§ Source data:
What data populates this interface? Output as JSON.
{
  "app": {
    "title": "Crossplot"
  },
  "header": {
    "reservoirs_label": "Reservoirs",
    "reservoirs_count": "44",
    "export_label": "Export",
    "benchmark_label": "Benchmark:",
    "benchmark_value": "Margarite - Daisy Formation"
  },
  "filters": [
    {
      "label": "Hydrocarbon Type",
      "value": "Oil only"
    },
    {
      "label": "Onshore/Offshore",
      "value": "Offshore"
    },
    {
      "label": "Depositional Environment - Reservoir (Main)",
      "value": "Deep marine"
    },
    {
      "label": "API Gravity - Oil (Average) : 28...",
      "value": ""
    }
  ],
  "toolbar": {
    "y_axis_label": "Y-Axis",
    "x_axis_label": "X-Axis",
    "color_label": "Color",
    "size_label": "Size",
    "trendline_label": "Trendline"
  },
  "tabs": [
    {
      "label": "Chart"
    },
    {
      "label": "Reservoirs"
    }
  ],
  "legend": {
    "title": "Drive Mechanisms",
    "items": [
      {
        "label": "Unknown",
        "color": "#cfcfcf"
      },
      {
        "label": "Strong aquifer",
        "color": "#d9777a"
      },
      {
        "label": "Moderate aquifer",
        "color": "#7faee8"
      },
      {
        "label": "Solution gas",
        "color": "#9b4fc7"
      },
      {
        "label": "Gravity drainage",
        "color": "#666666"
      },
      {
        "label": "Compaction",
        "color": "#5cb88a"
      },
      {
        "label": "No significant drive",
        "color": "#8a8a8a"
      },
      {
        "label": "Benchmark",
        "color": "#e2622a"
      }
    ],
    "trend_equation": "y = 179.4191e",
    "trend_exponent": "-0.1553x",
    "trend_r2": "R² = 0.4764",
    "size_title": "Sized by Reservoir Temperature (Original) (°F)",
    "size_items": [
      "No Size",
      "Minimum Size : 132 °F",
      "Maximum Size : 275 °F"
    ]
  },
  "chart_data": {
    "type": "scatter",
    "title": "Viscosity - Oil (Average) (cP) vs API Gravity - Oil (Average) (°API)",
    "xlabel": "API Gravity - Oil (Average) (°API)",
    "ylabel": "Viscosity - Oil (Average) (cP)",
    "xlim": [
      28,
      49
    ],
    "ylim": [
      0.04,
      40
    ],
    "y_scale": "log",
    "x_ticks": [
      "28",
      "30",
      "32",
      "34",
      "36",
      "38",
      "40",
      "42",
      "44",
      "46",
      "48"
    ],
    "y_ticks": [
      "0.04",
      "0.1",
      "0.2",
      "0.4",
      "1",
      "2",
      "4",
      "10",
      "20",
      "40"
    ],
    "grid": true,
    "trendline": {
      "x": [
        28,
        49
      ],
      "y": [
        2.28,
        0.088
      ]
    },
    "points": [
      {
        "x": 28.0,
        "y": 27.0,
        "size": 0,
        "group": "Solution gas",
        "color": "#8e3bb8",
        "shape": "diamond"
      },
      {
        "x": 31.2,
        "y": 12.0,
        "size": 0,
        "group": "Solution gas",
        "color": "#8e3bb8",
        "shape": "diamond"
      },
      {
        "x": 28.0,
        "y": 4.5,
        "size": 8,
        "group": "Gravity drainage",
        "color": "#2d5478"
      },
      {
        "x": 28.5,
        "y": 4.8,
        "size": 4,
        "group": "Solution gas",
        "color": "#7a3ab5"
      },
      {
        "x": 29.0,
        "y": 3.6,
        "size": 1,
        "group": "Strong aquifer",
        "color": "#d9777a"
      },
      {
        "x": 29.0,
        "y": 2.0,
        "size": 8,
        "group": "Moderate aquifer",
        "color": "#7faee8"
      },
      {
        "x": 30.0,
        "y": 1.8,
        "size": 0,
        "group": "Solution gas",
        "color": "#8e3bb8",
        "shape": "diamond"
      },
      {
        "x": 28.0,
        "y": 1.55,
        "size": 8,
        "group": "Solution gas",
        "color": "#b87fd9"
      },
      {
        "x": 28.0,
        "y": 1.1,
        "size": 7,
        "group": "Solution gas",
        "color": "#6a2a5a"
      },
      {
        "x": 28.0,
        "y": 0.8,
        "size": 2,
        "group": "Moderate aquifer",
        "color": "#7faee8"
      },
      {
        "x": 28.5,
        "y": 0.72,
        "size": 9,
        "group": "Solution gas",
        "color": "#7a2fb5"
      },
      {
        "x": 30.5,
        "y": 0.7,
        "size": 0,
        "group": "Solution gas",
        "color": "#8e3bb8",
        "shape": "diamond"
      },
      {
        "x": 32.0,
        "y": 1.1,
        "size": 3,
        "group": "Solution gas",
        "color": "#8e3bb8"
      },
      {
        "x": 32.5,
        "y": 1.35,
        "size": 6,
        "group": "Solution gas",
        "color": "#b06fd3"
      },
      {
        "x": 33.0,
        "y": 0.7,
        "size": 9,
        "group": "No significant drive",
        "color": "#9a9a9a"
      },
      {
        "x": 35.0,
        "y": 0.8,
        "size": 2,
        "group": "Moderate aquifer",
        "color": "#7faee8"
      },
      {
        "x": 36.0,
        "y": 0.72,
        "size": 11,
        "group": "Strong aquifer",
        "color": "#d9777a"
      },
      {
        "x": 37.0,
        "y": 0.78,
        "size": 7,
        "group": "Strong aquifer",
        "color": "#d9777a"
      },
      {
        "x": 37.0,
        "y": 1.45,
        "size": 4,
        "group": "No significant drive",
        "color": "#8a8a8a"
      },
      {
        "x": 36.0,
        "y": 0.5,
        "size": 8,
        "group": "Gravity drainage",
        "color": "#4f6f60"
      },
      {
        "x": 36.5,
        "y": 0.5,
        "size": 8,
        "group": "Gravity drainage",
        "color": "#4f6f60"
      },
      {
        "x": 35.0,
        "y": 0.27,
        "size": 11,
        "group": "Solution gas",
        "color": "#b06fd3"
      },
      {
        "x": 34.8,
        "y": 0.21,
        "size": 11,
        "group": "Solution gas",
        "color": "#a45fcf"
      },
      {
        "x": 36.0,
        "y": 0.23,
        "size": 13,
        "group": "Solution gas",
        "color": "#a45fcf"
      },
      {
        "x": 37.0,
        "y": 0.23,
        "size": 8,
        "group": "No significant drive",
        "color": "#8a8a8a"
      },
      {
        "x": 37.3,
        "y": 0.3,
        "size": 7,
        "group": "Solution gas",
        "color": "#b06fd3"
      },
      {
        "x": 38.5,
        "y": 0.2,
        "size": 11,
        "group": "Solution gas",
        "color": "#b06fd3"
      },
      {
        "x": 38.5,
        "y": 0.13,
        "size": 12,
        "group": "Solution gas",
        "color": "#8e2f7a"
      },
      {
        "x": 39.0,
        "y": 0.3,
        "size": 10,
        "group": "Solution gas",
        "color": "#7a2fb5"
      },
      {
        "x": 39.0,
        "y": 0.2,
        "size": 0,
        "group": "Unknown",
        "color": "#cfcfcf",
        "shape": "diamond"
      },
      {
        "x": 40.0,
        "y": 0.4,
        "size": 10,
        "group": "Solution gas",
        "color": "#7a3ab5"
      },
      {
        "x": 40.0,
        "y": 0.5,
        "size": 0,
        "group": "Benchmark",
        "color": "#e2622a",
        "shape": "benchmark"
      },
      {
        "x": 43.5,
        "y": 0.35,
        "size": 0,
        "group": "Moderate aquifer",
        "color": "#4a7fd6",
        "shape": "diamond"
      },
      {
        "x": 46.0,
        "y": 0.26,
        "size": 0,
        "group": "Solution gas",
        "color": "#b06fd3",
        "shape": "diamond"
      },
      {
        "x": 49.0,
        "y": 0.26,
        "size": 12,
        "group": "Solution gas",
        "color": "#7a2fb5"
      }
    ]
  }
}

§ What is being asked: Each record above should be repeated exactly as it appears.

§ Problem solution:
What data populates this interface? Output as JSON.
{
  "app": {
    "title": "Crossplot"
  },
  "header": {
    "reservoirs_label": "Reservoirs",
    "reservoirs_count": "44",
    "export_label": "Export",
    "benchmark_label": "Benchmark:",
    "benchmark_value": "Margarite - Daisy Formation"
  },
  "filters": [
    {
      "label": "Hydrocarbon Type",
      "value": "Oil only"
    },
    {
      "label": "Onshore/Offshore",
      "value": "Offshore"
    },
    {
      "label": "Depositional Environment - Reservoir (Main)",
      "value": "Deep marine"
    },
    {
      "label": "API Gravity - Oil (Average) : 28...",
      "value": ""
    }
  ],
  "toolbar": {
    "y_axis_label": "Y-Axis",
    "x_axis_label": "X-Axis",
    "color_label": "Color",
    "size_label": "Size",
    "trendline_label": "Trendline"
  },
  "tabs": [
    {
      "label": "Chart"
    },
    {
      "label": "Reservoirs"
    }
  ],
  "legend": {
    "title": "Drive Mechanisms",
    "items": [
      {
        "label": "Unknown",
        "color": "#cfcfcf"
      },
      {
        "label": "Strong aquifer",
        "color": "#d9777a"
      },
      {
        "label": "Moderate aquifer",
        "color": "#7faee8"
      },
      {
        "label": "Solution gas",
        "color": "#9b4fc7"
      },
      {
        "label": "Gravity drainage",
        "color": "#666666"
      },
      {
        "label": "Compaction",
        "color": "#5cb88a"
      },
      {
        "label": "No significant drive",
        "color": "#8a8a8a"
      },
      {
        "label": "Benchmark",
        "color": "#e2622a"
      }
    ],
    "trend_equation": "y = 179.4191e",
    "trend_exponent": "-0.1553x",
    "trend_r2": "R² = 0.4764",
    "size_title": "Sized by Reservoir Temperature (Original) (°F)",
    "size_items": [
      "No Size",
      "Minimum Size : 132 °F",
      "Maximum Size : 275 °F"
    ]
  },
  "chart_data": {
    "type": "scatter",
    "title": "Viscosity - Oil (Average) (cP) vs API Gravity - Oil (Average) (°API)",
    "xlabel": "API Gravity - Oil (Average) (°API)",
    "ylabel": "Viscosity - Oil (Average) (cP)",
    "xlim": [
      28,
      49
    ],
    "ylim": [
      0.04,
      40
    ],
    "y_scale": "log",
    "x_ticks": [
      "28",
      "30",
      "32",
      "34",
      "36",
      "38",
      "40",
      "42",
      "44",
      "46",
      "48"
    ],
    "y_ticks": [
      "0.04",
      "0.1",
      "0.2",
      "0.4",
      "1",
      "2",
      "4",
      "10",
      "20",
      "40"
    ],
    "grid": true,
    "trendline": {
      "x": [
        28,
        49
      ],
      "y": [
        2.28,
        0.088
      ]
    },
    "points": [
      {
        "x": 28.0,
        "y": 27.0,
        "size": 0,
        "group": "Solution gas",
        "color": "#8e3bb8",
        "shape": "diamond"
      },
      {
        "x": 31.2,
        "y": 12.0,
        "size": 0,
        "group": "Solution gas",
        "color": "#8e3bb8",
        "shape": "diamond"
      },
      {
        "x": 28.0,
        "y": 4.5,
        "size": 8,
        "group": "Gravity drainage",
        "color": "#2d5478"
      },
      {
        "x": 28.5,
        "y": 4.8,
        "size": 4,
        "group": "Solution gas",
        "color": "#7a3ab5"
      },
      {
        "x": 29.0,
        "y": 3.6,
        "size": 1,
        "group": "Strong aquifer",
        "color": "#d9777a"
      },
      {
        "x": 29.0,
        "y": 2.0,
        "size": 8,
        "group": "Moderate aquifer",
        "color": "#7faee8"
      },
      {
        "x": 30.0,
        "y": 1.8,
        "size": 0,
        "group": "Solution gas",
        "color": "#8e3bb8",
        "shape": "diamond"
      },
      {
        "x": 28.0,
        "y": 1.55,
        "size": 8,
        "group": "Solution gas",
        "color": "#b87fd9"
      },
      {
        "x": 28.0,
        "y": 1.1,
        "size": 7,
        "group": "Solution gas",
        "color": "#6a2a5a"
      },
      {
        "x": 28.0,
        "y": 0.8,
        "size": 2,
        "group": "Moderate aquifer",
        "color": "#7faee8"
      },
      {
        "x": 28.5,
        "y": 0.72,
        "size": 9,
        "group": "Solution gas",
        "color": "#7a2fb5"
      },
      {
        "x": 30.5,
        "y": 0.7,
        "size": 0,
        "group": "Solution gas",
        "color": "#8e3bb8",
        "shape": "diamond"
      },
      {
        "x": 32.0,
        "y": 1.1,
        "size": 3,
        "group": "Solution gas",
        "color": "#8e3bb8"
      },
      {
        "x": 32.5,
        "y": 1.35,
        "size": 6,
        "group": "Solution gas",
        "color": "#b06fd3"
      },
      {
        "x": 33.0,
        "y": 0.7,
        "size": 9,
        "group": "No significant drive",
        "color": "#9a9a9a"
      },
      {
        "x": 35.0,
        "y": 0.8,
        "size": 2,
        "group": "Moderate aquifer",
        "color": "#7faee8"
      },
      {
        "x": 36.0,
        "y": 0.72,
        "size": 11,
        "group": "Strong aquifer",
        "color": "#d9777a"
      },
      {
        "x": 37.0,
        "y": 0.78,
        "size": 7,
        "group": "Strong aquifer",
        "color": "#d9777a"
      },
      {
        "x": 37.0,
        "y": 1.45,
        "size": 4,
        "group": "No significant drive",
        "color": "#8a8a8a"
      },
      {
        "x": 36.0,
        "y": 0.5,
        "size": 8,
        "group": "Gravity drainage",
        "color": "#4f6f60"
      },
      {
        "x": 36.5,
        "y": 0.5,
        "size": 8,
        "group": "Gravity drainage",
        "color": "#4f6f60"
      },
      {
        "x": 35.0,
        "y": 0.27,
        "size": 11,
        "group": "Solution gas",
        "color": "#b06fd3"
      },
      {
        "x": 34.8,
        "y": 0.21,
        "size": 11,
        "group": "Solution gas",
        "color": "#a45fcf"
      },
      {
        "x": 36.0,
        "y": 0.23,
        "size": 13,
        "group": "Solution gas",
        "color": "#a45fcf"
      },
      {
        "x": 37.0,
        "y": 0.23,
        "size": 8,
        "group": "No significant drive",
        "color": "#8a8a8a"
      },
      {
        "x": 37.3,
        "y": 0.3,
        "size": 7,
        "group": "Solution gas",
        "color": "#b06fd3"
      },
      {
        "x": 38.5,
        "y": 0.2,
        "size": 11,
        "group": "Solution gas",
        "color": "#b06fd3"
      },
      {
        "x": 38.5,
        "y": 0.13,
        "size": 12,
        "group": "Solution gas",
        "color": "#8e2f7a"
      },
      {
        "x": 39.0,
        "y": 0.3,
        "size": 10,
        "group": "Solution gas",
        "color": "#7a2fb5"
      },
      {
        "x": 39.0,
        "y": 0.2,
        "size": 0,
        "group": "Unknown",
        "color": "#cfcfcf",
        "shape": "diamond"
      },
      {
        "x": 40.0,
        "y": 0.4,
        "size": 10,
        "group": "Solution gas",
        "color": "#7a3ab5"
      },
      {
        "x": 40.0,
        "y": 0.5,
        "size": 0,
        "group": "Benchmark",
        "color": "#e2622a",
        "shape": "benchmark"
      },
      {
        "x": 43.5,
        "y": 0.35,
        "size": 0,
        "group": "Moderate aquifer",
        "color": "#4a7fd6",
        "shape": "diamond"
      },
      {
        "x": 46.0,
        "y": 0.26,
        "size": 0,
        "group": "Solution gas",
        "color": "#b06fd3",
        "shape": "diamond"
      },
      {
        "x": 49.0,
        "y": 0.26,
        "size": 12,
        "group": "Solution gas",
        "color": "#7a2fb5"
      }
    ]
  }
}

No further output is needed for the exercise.